START DATA

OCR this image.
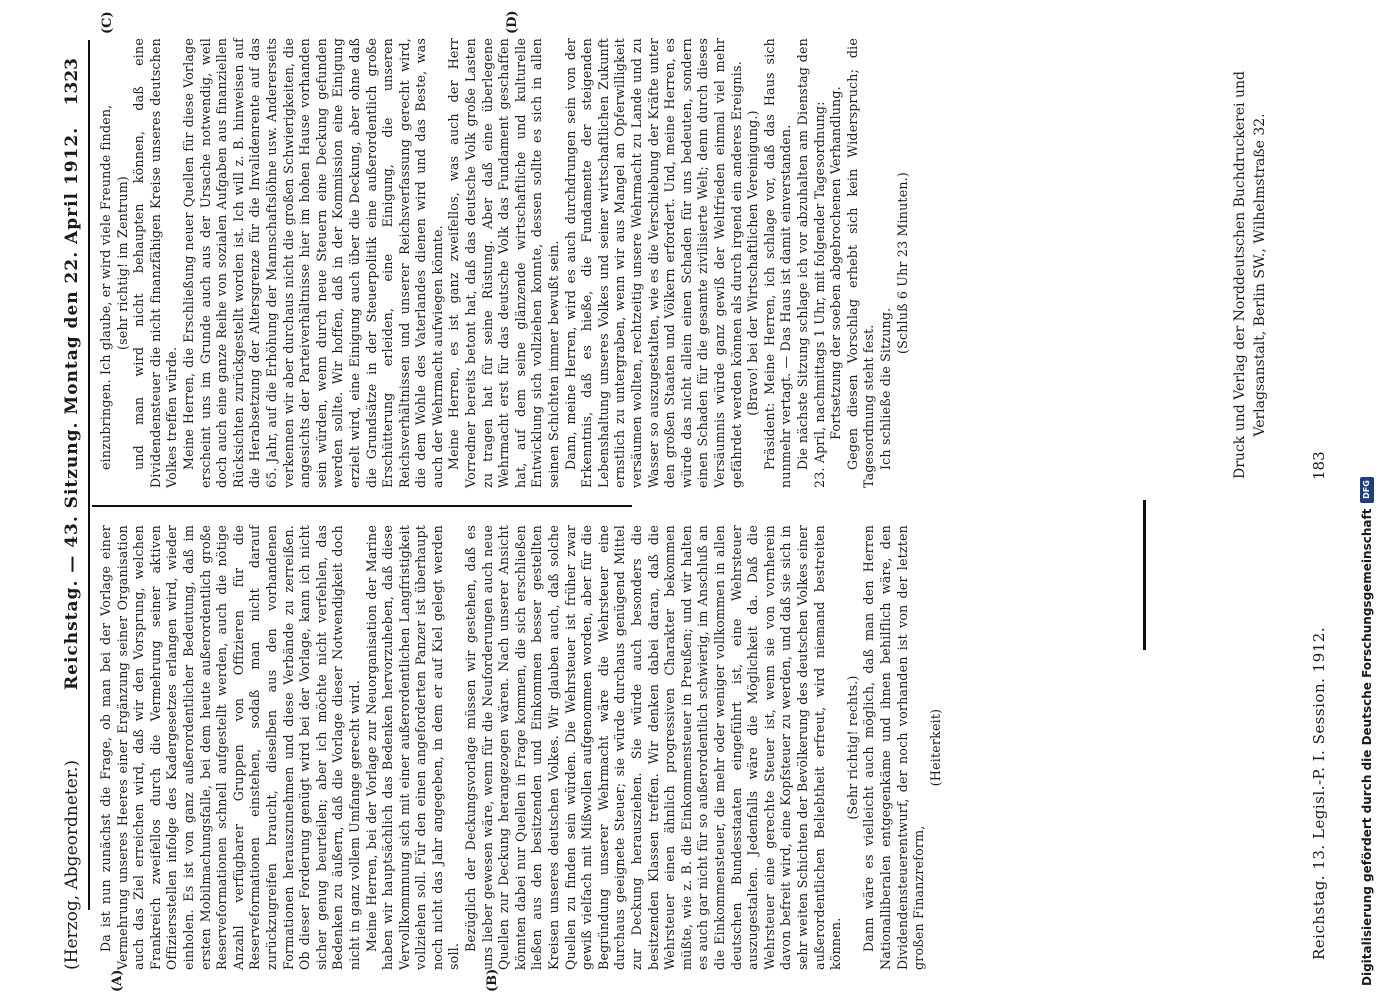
(Herzog, Abgeordneter.)
Reichstag. — 43. Sitzung. Montag den 22. April 1912.
1323
(A)	(B)
(C)	(D)

Da ist nun zunächst die Frage, ob man bei der Vorlage einer Vermehrung unseres Heeres einer Ergänzung seiner Organisation auch das Ziel erreichen wird, daß wir den Vorsprung, welchen Frankreich zweifellos durch die Vermehrung seiner aktiven Offiziersstellen infolge des Kadergesetzes erlangen wird, wieder einholen. Es ist von ganz außerordentlicher Bedeutung, daß im ersten Mobilmachungsfalle, bei dem heute außerordentlich große Reserveformationen schnell aufgestellt werden, auch die nötige Anzahl verfügbarer Gruppen von Offizieren für die Reserveformationen einstehen, sodaß man nicht darauf zurückzugreifen braucht, dieselben aus den vorhandenen Formationen herauszunehmen und diese Verbände zu zerreißen. Ob dieser Forderung genügt wird bei der Vorlage, kann ich nicht sicher genug beurteilen; aber ich möchte nicht verfehlen, das Bedenken zu äußern, daß die Vorlage dieser Notwendigkeit doch nicht in ganz vollem Umfange gerecht wird. Meine Herren, bei der Vorlage zur Neuorganisation der Marine haben wir hauptsächlich das Bedenken hervorzuheben, daß diese Vervollkommnung sich mit einer außerordentlichen Langfristigkeit vollziehen soll. Für den einen angeforderten Panzer ist überhaupt noch nicht das Jahr angegeben, in dem er auf Kiel gelegt werden soll.

Bezüglich der Deckungsvorlage müssen wir gestehen, daß es uns lieber gewesen wäre, wenn für die Neuforderungen auch neue Quellen zur Deckung herangezogen wären. Nach unserer Ansicht könnten dabei nur Quellen in Frage kommen, die sich erschließen ließen aus den besitzenden und Einkommen besser gestellten Kreisen unseres deutschen Volkes. Wir glauben auch, daß solche Quellen zu finden sein würden. Die Wehrsteuer ist früher zwar gewiß vielfach mit Mißwollen aufgenommen worden, aber für die Begründung unserer Wehrmacht wäre die Wehrsteuer eine durchaus geeignete Steuer; sie würde durchaus genügend Mittel zur Deckung herausziehen. Sie würde auch besonders die besitzenden Klassen treffen. Wir denken dabei daran, daß die Wehrsteuer einen ähnlich progressiven Charakter bekommen müßte, wie z. B. die Einkommensteuer in Preußen; und wir halten es auch gar nicht für so außerordentlich schwierig, im Anschluß an die Einkommensteuer, die mehr oder weniger vollkommen in allen deutschen Bundesstaaten eingeführt ist, eine Wehrsteuer auszugestalten. Jedenfalls wäre die Möglichkeit da. Daß die Wehrsteuer eine gerechte Steuer ist, wenn sie von vornherein davon befreit wird, eine Kopfsteuer zu werden, und daß sie sich in sehr weiten Schichten der Bevölkerung des deutschen Volkes einer außerordentlichen Beliebtheit erfreut, wird niemand bestreiten können.

(Sehr richtig! rechts.) Dann wäre es vielleicht auch möglich, daß man den Herren Nationalliberalen entgegenkäme und ihnen behilflich wäre, den Dividendensteuerentwurf, der noch vorhanden ist von der letzten großen Finanzreform,

(Heiterkeit)

einzubringen. Ich glaube, er wird viele Freunde finden, (sehr richtig! im Zentrum) und man wird nicht behaupten können, daß eine Dividendensteuer die nicht finanzfähigen Kreise unseres deutschen Volkes treffen würde. Meine Herren, die Erschließung neuer Quellen für diese Vorlage erscheint uns im Grunde auch aus der Ursache notwendig, weil doch auch eine ganze Reihe von sozialen Aufgaben aus finanziellen Rücksichten zurückgestellt worden ist. Ich will z. B. hinweisen auf die Herabsetzung der Altersgrenze für die Invalidenrente auf das 65. Jahr, auf die Erhöhung der Mannschaftslöhne usw. Andererseits verkennen wir aber durchaus nicht die großen Schwierigkeiten, die angesichts der Parteiverhältnisse hier im hohen Hause vorhanden sein würden, wenn durch neue Steuern eine Deckung gefunden werden sollte. Wir hoffen, daß in der Kommission eine Einigung erzielt wird, eine Einigung auch über die Deckung, aber ohne daß die Grundsätze in der Steuerpolitik eine außerordentlich große Erschütterung erleiden, eine Einigung, die unseren Reichsverhältnissen und unserer Reichsverfassung gerecht wird, die dem Wohle des Vaterlandes dienen wird und das Beste, was auch der Wehrmacht aufwiegen könnte. Meine Herren, es ist ganz zweifellos, was auch der Herr Vorredner bereits betont hat, daß das deutsche Volk große Lasten zu tragen hat für seine Rüstung. Aber daß eine überlegene Wehrmacht erst für das deutsche Volk das Fundament geschaffen hat, auf dem seine glänzende wirtschaftliche und kulturelle Entwicklung sich vollziehen konnte, dessen sollte es sich in allen seinen Schichten immer bewußt sein. Dann, meine Herren, wird es auch durchdrungen sein von der Erkenntnis, daß es hieße, die Fundamente der steigenden Lebenshaltung unseres Volkes und seiner wirtschaftlichen Zukunft ernstlich zu untergraben, wenn wir aus Mangel an Opferwilligkeit versäumen wollten, rechtzeitig unsere Wehrmacht zu Lande und zu Wasser so auszugestalten, wie es die Verschiebung der Kräfte unter den großen Staaten und Völkern erfordert. Und, meine Herren, es würde das nicht allein einen Schaden für uns bedeuten, sondern einen Schaden für die gesamte zivilisierte Welt; denn durch dieses Versäumnis würde ganz gewiß der Weltfrieden einmal viel mehr gefährdet werden können als durch irgend ein anderes Ereignis. (Bravo! bei der Wirtschaftlichen Vereinigung.) Präsident: Meine Herren, ich schlage vor, daß das Haus sich nunmehr vertagt. — Das Haus ist damit einverstanden. Die nächste Sitzung schlage ich vor abzuhalten am Dienstag den 23. April, nachmittags 1 Uhr, mit folgender Tagesordnung: Fortsetzung der soeben abgebrochenen Verhandlung. Gegen diesen Vorschlag erhebt sich kein Widerspruch; die Tagesordnung steht fest. Ich schließe die Sitzung.

(Schluß 6 Uhr 23 Minuten.)

Reichstag. 13. Legisl.-P. I. Session. 1912.
Druck und Verlag der Norddeutschen Buchdruckerei und Verlagsanstalt, Berlin SW., Wilhelmstraße 32.
183
Digitalisierung gefördert durch die Deutsche Forschungsgemeinschaft
DFG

END DATA

**AIM OF THE TASK:**
State how many lines in the records above contain the word "Reichstag". Give nothing but the number.

**ANSWER SECTION:**
2